_Text segment_.
========================================================================

Let's keep these at the top of the file.

It seems better to me if using namespaces are as local as possible. Less potential for conflicting definitions. I have rewritten it to just not use the string literal so your comment is resolved but still. This is a general pet-peeve of mine with the style we use in implementation units. I'd prefer if we just explicitly declare namespace(hierarchies) and the implementation lived in them.

cameel · 2025-05-12T11:42:16Z

libyul/backends/evm/EVMBuiltins.cpp

+			opcode == evmasm::Instruction::SWAPN ||
+			opcode == evmasm::Instruction::DUPN ||
+			evmasm::SemanticInformation::isSwapInstruction(opcode) ||
+			evmasm::SemanticInformation::isDupInstruction(opcode)


These functions already check for SWAPN/DUPN.

Suggested change

opcode == evmasm::Instruction::SWAPN ||

opcode == evmasm::Instruction::DUPN ||

evmasm::SemanticInformation::isSwapInstruction(opcode) ||

evmasm::SemanticInformation::isDupInstruction(opcode)

SemanticInformation::isSwapInstruction(opcode) ||

SemanticInformation::isDupInstruction(opcode)

Same in isLowLevelStackManipulationInstruction().

Also, shouldn't you be skipping PUSH and isLowLevelControlFlowInstruction() here as well? We don't expose them in any dialect.

These functions already check for SWAPN/DUPN.
Same in isLowLevelStackManipulationInstruction().

I purposefully did it that way because of how AssemblyItem is designed. We have the opcode here (type evmasm::Instruction) which is implicitly converted to evmasm::AssemblyItem. We added asserts to not create assembly items for SWAPN/DUPN with the implicit conversion constructor but to always use the static helper methods. This makes it necessary to test for them individually and beforehand. It is quite unfortunate.

Also, shouldn't you be skipping PUSH and isLowLevelControlFlowInstruction() here as well? We don't expose them in any dialect.

Not if we want the builtins thing to be a field over all possible (except for swap/dup) functions - which was my intention at least.

libyul/backends/evm/EVMBuiltins.h

cameel · 2025-05-12T11:59:18Z

libyul/backends/evm/EVMBuiltins.h

+	static Scopes constexpr instruction{1 << instructionBit};
+	static Scopes constexpr replaced{1 << replacedInstructionBit};
+	static Scopes constexpr objectAccess{1 << objectAccessBit};
+	static Scopes constexpr requiresEOF{1 << requiresEOFBit};
+	static Scopes constexpr requiresNonEOF{1 << requiresNonEOFBit};


Suggested change

static Scopes constexpr instruction{1 << instructionBit};

static Scopes constexpr replaced{1 << replacedInstructionBit};

static Scopes constexpr objectAccess{1 << objectAccessBit};

static Scopes constexpr requiresEOF{1 << requiresEOFBit};

static Scopes constexpr requiresNonEOF{1 << requiresNonEOFBit};

static Scopes constexpr instructionScope{1 << instructionBit};

static Scopes constexpr nonInstructionScope{1 << replacedInstructionBit};

static Scopes constexpr objectAccessScope{1 << objectAccessBit};

static Scopes constexpr eofScope{1 << requiresEOFBit};

static Scopes constexpr nonEOFScope{1 << requiresNonEOFBit};

Alternatively, might be enough to place them inside Scopes without the suffix so that you can refer to them as e.g. Scope::eof, but that would conflict with functions you already have there.

========================================================================

_Extracted entries_.
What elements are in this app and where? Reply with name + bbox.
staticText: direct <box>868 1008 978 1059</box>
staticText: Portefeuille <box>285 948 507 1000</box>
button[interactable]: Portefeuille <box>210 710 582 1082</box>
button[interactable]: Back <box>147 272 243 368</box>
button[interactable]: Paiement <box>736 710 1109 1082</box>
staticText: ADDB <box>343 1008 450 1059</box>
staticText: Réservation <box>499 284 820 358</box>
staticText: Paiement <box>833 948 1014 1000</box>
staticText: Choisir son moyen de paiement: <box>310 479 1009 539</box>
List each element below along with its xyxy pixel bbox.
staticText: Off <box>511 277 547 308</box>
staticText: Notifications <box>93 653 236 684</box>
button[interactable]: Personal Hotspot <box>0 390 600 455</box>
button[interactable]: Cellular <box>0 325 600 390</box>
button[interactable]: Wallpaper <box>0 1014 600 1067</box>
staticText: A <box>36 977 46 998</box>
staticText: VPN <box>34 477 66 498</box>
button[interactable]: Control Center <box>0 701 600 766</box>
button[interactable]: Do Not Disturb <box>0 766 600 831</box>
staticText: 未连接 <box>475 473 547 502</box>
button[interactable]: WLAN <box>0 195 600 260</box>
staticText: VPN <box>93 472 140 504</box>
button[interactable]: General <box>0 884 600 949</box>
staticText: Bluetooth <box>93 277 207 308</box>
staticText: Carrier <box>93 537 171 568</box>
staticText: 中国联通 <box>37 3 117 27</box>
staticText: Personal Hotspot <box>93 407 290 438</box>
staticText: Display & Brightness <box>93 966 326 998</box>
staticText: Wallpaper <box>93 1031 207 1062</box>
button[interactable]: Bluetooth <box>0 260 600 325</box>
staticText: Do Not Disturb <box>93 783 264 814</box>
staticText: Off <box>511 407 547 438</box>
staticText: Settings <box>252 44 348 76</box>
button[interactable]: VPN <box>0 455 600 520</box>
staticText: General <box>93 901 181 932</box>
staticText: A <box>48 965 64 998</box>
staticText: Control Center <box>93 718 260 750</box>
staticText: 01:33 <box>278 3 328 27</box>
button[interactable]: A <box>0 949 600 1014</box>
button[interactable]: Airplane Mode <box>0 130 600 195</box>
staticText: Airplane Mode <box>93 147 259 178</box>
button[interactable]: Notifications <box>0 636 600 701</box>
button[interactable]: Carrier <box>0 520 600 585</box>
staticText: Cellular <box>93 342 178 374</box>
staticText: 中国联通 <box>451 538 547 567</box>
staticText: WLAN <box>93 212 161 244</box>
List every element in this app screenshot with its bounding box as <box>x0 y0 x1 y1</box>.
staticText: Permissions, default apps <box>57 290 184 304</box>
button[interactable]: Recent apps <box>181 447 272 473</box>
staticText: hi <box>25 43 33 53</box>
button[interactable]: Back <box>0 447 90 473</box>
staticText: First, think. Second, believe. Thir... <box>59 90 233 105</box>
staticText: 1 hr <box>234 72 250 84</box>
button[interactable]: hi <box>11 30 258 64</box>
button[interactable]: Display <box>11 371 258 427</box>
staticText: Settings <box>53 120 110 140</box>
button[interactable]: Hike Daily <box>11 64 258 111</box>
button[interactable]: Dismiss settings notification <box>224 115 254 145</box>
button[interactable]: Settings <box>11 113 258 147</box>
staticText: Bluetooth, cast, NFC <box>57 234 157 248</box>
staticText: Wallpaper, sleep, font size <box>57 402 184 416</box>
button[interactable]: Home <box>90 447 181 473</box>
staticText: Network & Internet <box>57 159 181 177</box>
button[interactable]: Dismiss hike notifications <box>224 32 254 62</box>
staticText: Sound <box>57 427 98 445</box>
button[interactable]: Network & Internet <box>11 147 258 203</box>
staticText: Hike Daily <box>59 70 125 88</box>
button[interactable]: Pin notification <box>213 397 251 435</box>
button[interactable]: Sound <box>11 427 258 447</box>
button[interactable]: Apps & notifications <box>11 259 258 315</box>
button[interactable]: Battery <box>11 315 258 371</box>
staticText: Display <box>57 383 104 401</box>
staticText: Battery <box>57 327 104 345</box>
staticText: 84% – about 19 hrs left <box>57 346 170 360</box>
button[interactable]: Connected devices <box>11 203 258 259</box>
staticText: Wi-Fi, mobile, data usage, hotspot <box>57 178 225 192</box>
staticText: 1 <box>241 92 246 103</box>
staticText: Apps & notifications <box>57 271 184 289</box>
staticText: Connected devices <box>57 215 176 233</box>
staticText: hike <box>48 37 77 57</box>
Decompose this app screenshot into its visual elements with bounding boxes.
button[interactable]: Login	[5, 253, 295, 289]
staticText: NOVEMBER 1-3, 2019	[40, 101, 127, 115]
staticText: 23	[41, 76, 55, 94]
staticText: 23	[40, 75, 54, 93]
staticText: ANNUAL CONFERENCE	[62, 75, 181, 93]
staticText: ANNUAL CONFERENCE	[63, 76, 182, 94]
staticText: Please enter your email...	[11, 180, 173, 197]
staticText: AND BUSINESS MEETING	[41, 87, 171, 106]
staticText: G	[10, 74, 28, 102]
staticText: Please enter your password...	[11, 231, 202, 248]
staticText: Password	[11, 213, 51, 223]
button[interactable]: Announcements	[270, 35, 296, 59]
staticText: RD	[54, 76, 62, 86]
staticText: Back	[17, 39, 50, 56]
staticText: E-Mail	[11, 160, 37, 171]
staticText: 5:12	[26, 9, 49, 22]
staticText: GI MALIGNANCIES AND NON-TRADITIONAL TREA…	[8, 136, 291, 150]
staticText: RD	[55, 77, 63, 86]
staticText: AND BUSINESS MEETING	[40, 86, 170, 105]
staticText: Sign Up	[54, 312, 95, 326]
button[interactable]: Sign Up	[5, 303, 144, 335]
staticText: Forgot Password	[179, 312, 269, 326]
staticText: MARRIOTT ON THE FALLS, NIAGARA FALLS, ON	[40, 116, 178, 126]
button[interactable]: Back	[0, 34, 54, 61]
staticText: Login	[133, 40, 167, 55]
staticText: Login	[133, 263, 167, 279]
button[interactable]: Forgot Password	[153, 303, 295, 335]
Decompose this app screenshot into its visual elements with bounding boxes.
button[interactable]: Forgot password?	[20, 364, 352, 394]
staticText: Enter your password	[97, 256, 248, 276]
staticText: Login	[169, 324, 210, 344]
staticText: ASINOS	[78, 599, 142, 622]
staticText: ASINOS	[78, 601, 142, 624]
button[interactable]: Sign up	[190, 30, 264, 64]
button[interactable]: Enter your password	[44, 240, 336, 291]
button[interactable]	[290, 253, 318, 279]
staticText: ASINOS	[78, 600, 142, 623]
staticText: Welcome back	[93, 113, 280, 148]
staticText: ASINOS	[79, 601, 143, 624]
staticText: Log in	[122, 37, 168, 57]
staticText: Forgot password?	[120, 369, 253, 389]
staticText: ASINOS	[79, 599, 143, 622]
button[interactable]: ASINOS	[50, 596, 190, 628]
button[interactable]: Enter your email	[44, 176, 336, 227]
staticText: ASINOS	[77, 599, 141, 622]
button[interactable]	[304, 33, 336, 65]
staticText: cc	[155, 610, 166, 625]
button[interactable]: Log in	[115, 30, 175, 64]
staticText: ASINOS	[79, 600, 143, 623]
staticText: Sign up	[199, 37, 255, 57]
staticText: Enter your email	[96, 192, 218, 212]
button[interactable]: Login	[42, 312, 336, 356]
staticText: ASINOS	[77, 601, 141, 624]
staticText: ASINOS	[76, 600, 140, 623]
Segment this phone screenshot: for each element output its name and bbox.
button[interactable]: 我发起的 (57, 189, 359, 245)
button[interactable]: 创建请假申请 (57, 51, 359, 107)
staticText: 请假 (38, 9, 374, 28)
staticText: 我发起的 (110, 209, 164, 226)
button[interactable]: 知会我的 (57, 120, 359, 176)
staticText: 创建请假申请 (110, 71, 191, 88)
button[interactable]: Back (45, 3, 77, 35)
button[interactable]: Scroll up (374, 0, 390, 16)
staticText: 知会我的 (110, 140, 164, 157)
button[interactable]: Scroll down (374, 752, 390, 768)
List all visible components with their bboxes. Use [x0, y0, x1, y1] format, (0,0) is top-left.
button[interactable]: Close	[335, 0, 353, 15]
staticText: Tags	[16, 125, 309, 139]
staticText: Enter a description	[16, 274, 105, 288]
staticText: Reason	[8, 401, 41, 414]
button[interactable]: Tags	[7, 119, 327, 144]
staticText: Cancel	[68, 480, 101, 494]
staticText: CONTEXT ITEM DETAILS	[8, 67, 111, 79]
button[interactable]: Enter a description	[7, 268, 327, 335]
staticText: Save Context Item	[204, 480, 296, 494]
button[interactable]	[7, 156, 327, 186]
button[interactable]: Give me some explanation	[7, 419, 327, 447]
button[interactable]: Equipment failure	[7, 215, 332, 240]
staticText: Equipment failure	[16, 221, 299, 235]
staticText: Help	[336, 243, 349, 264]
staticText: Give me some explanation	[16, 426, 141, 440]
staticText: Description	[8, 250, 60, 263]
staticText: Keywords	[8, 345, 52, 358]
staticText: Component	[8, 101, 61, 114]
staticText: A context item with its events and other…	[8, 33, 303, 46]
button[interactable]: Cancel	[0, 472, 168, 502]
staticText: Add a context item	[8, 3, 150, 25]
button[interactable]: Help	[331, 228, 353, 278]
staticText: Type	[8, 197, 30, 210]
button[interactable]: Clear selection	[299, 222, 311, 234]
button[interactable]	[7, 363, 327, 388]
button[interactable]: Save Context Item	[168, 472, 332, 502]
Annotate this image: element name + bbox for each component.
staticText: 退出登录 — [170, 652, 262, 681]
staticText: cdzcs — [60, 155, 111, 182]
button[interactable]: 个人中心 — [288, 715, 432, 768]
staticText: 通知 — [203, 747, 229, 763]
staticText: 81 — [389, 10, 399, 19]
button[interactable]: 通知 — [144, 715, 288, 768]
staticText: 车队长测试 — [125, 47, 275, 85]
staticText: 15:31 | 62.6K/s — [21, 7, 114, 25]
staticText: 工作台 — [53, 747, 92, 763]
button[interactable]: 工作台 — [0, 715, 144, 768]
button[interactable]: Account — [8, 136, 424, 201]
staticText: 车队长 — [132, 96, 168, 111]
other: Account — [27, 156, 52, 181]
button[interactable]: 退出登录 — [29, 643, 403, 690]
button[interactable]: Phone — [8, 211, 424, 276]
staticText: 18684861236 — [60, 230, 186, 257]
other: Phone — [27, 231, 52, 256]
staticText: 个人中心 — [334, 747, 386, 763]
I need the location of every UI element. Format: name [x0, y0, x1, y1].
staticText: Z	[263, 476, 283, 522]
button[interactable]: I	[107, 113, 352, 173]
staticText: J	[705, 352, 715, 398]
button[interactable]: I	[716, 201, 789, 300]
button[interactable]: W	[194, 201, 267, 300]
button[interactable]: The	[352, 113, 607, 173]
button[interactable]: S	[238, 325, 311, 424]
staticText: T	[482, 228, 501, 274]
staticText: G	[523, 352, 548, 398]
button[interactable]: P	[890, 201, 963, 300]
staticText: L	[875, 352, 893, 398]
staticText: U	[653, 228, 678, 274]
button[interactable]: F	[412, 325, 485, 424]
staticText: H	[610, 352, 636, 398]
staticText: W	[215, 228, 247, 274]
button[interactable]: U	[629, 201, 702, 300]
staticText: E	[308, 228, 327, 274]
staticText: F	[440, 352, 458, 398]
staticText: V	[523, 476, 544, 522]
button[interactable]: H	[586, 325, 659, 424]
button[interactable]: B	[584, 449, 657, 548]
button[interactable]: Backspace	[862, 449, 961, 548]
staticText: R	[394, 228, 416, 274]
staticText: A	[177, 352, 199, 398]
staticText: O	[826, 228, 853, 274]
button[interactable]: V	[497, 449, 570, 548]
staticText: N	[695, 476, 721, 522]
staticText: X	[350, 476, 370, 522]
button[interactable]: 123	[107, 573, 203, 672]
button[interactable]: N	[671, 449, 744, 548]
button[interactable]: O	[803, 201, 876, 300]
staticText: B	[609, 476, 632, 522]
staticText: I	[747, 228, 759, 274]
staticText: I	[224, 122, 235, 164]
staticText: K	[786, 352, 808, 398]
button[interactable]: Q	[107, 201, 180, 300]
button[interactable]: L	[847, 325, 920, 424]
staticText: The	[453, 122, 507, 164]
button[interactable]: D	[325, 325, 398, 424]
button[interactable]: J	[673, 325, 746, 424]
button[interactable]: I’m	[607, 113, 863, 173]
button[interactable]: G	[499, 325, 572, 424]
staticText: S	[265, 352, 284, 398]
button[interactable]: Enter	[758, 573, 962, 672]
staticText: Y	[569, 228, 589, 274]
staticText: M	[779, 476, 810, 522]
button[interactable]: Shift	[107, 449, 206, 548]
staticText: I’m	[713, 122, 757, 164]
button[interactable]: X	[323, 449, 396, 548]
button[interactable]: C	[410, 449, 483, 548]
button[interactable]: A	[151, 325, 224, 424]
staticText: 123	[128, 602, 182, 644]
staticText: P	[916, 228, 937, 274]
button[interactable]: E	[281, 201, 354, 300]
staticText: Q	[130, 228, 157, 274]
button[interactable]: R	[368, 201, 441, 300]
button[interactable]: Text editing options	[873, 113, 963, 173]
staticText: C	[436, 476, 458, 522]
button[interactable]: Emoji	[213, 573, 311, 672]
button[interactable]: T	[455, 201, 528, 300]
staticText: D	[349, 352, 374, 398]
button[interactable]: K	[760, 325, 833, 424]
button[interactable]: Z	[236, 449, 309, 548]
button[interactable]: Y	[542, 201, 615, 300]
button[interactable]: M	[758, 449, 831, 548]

========================================================================

_Required tasks_.
1) In the code review thread, what new name does the suggested change give to the constant `requiresEOF`?
2) Resume the code review thread after its final sentence.

_In response_.
1) `eofScope`

2)
I prefer it without the Scope suffix tbh. The type already tells the rest of the story.

libyul/backends/evm/EVMBuiltins.cpp

cameel · 2025-05-12T12:44:34Z

libyul/backends/evm/EVMDialect.cpp

+		builtinShouldBeAdded &= !scopes.requiresEOF() || _eofVersion.has_value();
+		builtinShouldBeAdded &= !scopes.requiresNonEOF() || !_eofVersion.has_value();


Please assert that both flags are not set at the same time.

Same for instruction and replaced.

Agree for the EOF ones, added an assert for that. Not sure why instruction and replaced should be mutually exclusive though. One means that it is the builtin belonging to an instruction, replaced means it was replaced by something else and shouldn't be added to a dialect (in favor of whatever it was replaced with).

Ah you mean that replaced should only be set if instruction is set? I'm not sure if that isn't too restrictive. Happy to add it if you insist but I don't find it particularly necessary.

cameel · 2025-05-14T16:12:15Z

libyul/backends/evm/EVMBuiltins.h

+		/// whether the corresponding evm builtin function is an instruction builtin
+		bool instruction() const { return value.test(instructionBit); }
+		/// whether the corresponding evm builtin has been replaced by another builtin, ie, should be skipped
+		bool replaced() const { return value.test(replacedInstructionBit); }


I'm not sure we need these two. As long as an instruction matches the EVM version and EOF, we always add it.

And when we replace an instruction we do not use the original in any dialect. We can just replace it permanently in EVMBuiltins and not even expose the fact that it has been replaced to EVMDialect.

I mean, it could make sense to also go the other way and just define builtins for all instructions and only have EVMDialect worry about choosing the ones it wants (possibly never choosing some of them). But you don't seem to be going for that here, since you don't create builtins for SWAP and DUP instructions. If you're skipping some of them, you can just as well skip all the ones we never use.

My idea was indeed to just declare all of them. Then the dialect is essentially just a bool field over all functions. For SWAP and DUP I made an exception because we currently cannot define functions for them because we can't define side effects:

solidity/libevmasm/SemanticInformation.cpp

Line 481 in 68c4aa3

assertThrow(!isDupInstruction(_instruction) && !isSwapInstruction(_instruction), AssemblyException, "");

cameel · 2025-05-14T17:39:37Z

libyul/backends/evm/NoOutputAssembly.cpp

+		}
+
+		return modifiedBuiltins;
+	}();


I'm not a fan of this pattern. The () at the end just stand out enough. And it's not just me: Improving Readability of IIFE .

This two especially would be perfectly fine as normal, static functions with well defined inputs and outputs and descriptive names.

Conversely you'd probably be able to find people and evidence who like the pattern. I do, for example. It makes it very easy for me to see that a variable is assigned the result of an expression and the implementation of the expression is right below it. Matter of preference and what your brain can easily digest when reading it, as it is the case with many things :)

Here especially I think the function is quite localized and does not necessarily warrant a 'full' static function, the IIFE improves readability and also clarifies scoping for definition of m_functions. The second one is purposefully not static as it depends on the input dialect.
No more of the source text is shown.